### TASK TO CARRY OUT:
Pictures in the data below are not part of the copy; transcribe everything else exactly.

### PROVIDED INFORMATION:
+--

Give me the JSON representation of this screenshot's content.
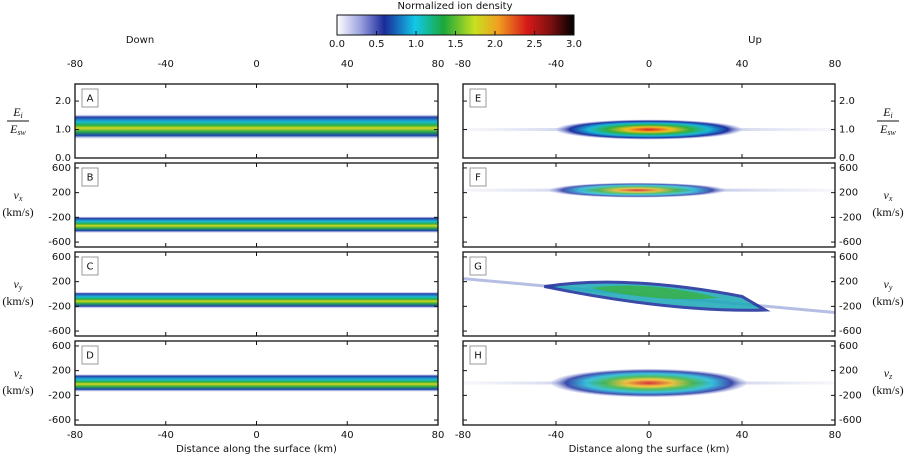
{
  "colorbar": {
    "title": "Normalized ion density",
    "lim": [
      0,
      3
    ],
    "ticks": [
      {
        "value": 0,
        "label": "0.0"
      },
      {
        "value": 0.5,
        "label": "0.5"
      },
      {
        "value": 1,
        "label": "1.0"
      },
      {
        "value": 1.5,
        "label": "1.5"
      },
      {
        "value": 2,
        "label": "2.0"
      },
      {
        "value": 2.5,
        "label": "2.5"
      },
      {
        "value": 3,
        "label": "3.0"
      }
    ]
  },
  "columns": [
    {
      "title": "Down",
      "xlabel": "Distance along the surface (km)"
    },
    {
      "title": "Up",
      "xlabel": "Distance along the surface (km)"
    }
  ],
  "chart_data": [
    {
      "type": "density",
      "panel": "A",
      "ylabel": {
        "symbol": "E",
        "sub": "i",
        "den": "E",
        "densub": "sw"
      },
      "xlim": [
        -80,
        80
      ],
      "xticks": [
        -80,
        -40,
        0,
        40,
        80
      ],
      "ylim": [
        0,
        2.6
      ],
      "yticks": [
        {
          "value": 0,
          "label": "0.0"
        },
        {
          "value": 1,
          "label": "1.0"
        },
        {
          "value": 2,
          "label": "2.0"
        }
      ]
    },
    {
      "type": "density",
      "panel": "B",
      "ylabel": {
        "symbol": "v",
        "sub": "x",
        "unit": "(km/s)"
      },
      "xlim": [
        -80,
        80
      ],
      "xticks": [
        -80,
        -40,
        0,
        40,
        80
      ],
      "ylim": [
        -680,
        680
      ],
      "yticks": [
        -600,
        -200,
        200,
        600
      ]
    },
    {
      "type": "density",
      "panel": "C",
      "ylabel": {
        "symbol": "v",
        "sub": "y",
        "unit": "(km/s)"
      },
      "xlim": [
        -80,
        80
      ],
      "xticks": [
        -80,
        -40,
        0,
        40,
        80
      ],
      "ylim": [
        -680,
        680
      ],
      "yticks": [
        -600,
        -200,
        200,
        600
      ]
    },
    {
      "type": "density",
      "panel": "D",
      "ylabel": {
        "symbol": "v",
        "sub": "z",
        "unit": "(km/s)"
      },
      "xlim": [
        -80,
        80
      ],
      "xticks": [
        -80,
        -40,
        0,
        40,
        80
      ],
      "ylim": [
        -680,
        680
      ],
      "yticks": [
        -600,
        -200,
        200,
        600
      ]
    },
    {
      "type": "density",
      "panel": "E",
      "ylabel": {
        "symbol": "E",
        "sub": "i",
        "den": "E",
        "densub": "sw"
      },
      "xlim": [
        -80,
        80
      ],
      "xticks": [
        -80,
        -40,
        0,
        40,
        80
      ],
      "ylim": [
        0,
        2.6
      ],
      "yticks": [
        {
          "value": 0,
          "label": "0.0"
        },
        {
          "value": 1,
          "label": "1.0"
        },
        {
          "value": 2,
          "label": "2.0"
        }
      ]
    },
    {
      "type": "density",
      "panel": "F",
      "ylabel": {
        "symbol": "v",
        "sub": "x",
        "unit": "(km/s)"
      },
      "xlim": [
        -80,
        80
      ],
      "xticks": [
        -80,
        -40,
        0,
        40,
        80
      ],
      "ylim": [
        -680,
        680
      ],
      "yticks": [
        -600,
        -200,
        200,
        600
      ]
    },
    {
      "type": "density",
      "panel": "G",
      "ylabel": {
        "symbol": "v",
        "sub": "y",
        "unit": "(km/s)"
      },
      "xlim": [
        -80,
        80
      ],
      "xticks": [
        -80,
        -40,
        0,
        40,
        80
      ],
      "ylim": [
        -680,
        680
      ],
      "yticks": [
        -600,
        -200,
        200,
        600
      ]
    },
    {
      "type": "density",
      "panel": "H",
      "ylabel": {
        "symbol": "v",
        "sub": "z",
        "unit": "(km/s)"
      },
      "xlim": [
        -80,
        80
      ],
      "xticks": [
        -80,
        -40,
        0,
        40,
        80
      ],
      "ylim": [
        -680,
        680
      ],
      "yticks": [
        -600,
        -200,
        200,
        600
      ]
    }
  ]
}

+--

### WRITTEN ANSWER:
Give me the JSON representation of this screenshot's content.
{
  "colorbar": {
    "title": "Normalized ion density",
    "lim": [
      0,
      3
    ],
    "ticks": [
      {
        "value": 0,
        "label": "0.0"
      },
      {
        "value": 0.5,
        "label": "0.5"
      },
      {
        "value": 1,
        "label": "1.0"
      },
      {
        "value": 1.5,
        "label": "1.5"
      },
      {
        "value": 2,
        "label": "2.0"
      },
      {
        "value": 2.5,
        "label": "2.5"
      },
      {
        "value": 3,
        "label": "3.0"
      }
    ]
  },
  "columns": [
    {
      "title": "Down",
      "xlabel": "Distance along the surface (km)"
    },
    {
      "title": "Up",
      "xlabel": "Distance along the surface (km)"
    }
  ],
  "chart_data": [
    {
      "type": "density",
      "panel": "A",
      "ylabel": {
        "symbol": "E",
        "sub": "i",
        "den": "E",
        "densub": "sw"
      },
      "xlim": [
        -80,
        80
      ],
      "xticks": [
        -80,
        -40,
        0,
        40,
        80
      ],
      "ylim": [
        0,
        2.6
      ],
      "yticks": [
        {
          "value": 0,
          "label": "0.0"
        },
        {
          "value": 1,
          "label": "1.0"
        },
        {
          "value": 2,
          "label": "2.0"
        }
      ]
    },
    {
      "type": "density",
      "panel": "B",
      "ylabel": {
        "symbol": "v",
        "sub": "x",
        "unit": "(km/s)"
      },
      "xlim": [
        -80,
        80
      ],
      "xticks": [
        -80,
        -40,
        0,
        40,
        80
      ],
      "ylim": [
        -680,
        680
      ],
      "yticks": [
        -600,
        -200,
        200,
        600
      ]
    },
    {
      "type": "density",
      "panel": "C",
      "ylabel": {
        "symbol": "v",
        "sub": "y",
        "unit": "(km/s)"
      },
      "xlim": [
        -80,
        80
      ],
      "xticks": [
        -80,
        -40,
        0,
        40,
        80
      ],
      "ylim": [
        -680,
        680
      ],
      "yticks": [
        -600,
        -200,
        200,
        600
      ]
    },
    {
      "type": "density",
      "panel": "D",
      "ylabel": {
        "symbol": "v",
        "sub": "z",
        "unit": "(km/s)"
      },
      "xlim": [
        -80,
        80
      ],
      "xticks": [
        -80,
        -40,
        0,
        40,
        80
      ],
      "ylim": [
        -680,
        680
      ],
      "yticks": [
        -600,
        -200,
        200,
        600
      ]
    },
    {
      "type": "density",
      "panel": "E",
      "ylabel": {
        "symbol": "E",
        "sub": "i",
        "den": "E",
        "densub": "sw"
      },
      "xlim": [
        -80,
        80
      ],
      "xticks": [
        -80,
        -40,
        0,
        40,
        80
      ],
      "ylim": [
        0,
        2.6
      ],
      "yticks": [
        {
          "value": 0,
          "label": "0.0"
        },
        {
          "value": 1,
          "label": "1.0"
        },
        {
          "value": 2,
          "label": "2.0"
        }
      ]
    },
    {
      "type": "density",
      "panel": "F",
      "ylabel": {
        "symbol": "v",
        "sub": "x",
        "unit": "(km/s)"
      },
      "xlim": [
        -80,
        80
      ],
      "xticks": [
        -80,
        -40,
        0,
        40,
        80
      ],
      "ylim": [
        -680,
        680
      ],
      "yticks": [
        -600,
        -200,
        200,
        600
      ]
    },
    {
      "type": "density",
      "panel": "G",
      "ylabel": {
        "symbol": "v",
        "sub": "y",
        "unit": "(km/s)"
      },
      "xlim": [
        -80,
        80
      ],
      "xticks": [
        -80,
        -40,
        0,
        40,
        80
      ],
      "ylim": [
        -680,
        680
      ],
      "yticks": [
        -600,
        -200,
        200,
        600
      ]
    },
    {
      "type": "density",
      "panel": "H",
      "ylabel": {
        "symbol": "v",
        "sub": "z",
        "unit": "(km/s)"
      },
      "xlim": [
        -80,
        80
      ],
      "xticks": [
        -80,
        -40,
        0,
        40,
        80
      ],
      "ylim": [
        -680,
        680
      ],
      "yticks": [
        -600,
        -200,
        200,
        600
      ]
    }
  ]
}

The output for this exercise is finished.